(Collected data entries)
□ □ □ □

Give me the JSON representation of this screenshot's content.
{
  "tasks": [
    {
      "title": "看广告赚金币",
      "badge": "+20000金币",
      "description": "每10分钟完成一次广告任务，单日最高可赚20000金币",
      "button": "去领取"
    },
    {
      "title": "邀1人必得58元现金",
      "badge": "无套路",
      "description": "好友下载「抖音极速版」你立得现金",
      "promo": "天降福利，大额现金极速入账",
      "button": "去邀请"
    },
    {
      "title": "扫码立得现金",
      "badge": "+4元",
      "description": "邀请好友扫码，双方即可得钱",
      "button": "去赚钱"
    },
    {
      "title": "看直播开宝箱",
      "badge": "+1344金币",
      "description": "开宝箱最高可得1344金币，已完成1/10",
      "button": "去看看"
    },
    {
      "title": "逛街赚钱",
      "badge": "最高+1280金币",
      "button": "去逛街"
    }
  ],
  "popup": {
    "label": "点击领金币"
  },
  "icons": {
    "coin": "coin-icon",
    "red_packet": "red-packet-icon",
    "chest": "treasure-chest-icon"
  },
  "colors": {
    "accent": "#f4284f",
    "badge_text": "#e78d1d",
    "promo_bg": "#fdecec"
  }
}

□ □ □ □

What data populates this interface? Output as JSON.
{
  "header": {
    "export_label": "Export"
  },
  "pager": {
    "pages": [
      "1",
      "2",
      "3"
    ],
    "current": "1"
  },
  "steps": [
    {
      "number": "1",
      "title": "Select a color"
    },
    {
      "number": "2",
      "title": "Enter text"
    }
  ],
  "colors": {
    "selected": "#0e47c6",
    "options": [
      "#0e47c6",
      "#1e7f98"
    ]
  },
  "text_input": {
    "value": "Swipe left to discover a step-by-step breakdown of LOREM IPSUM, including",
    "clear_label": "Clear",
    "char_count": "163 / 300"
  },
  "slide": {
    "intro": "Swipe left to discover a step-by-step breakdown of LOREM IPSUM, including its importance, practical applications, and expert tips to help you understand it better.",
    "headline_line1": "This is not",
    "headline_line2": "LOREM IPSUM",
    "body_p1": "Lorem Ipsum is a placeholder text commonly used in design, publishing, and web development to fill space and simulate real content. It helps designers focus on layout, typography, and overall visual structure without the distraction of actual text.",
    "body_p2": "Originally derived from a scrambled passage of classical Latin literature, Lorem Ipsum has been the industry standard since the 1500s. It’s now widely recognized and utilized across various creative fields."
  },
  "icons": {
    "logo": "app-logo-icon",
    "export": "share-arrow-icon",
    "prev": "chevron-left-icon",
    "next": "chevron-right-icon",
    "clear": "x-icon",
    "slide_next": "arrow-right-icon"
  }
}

□ □ □ □

§ **Problem statement**
Go through the entries and return each line where the word "chevron" appears.

§ **Result for this task**
    "prev": "chevron-left-icon",
    "next": "chevron-right-icon",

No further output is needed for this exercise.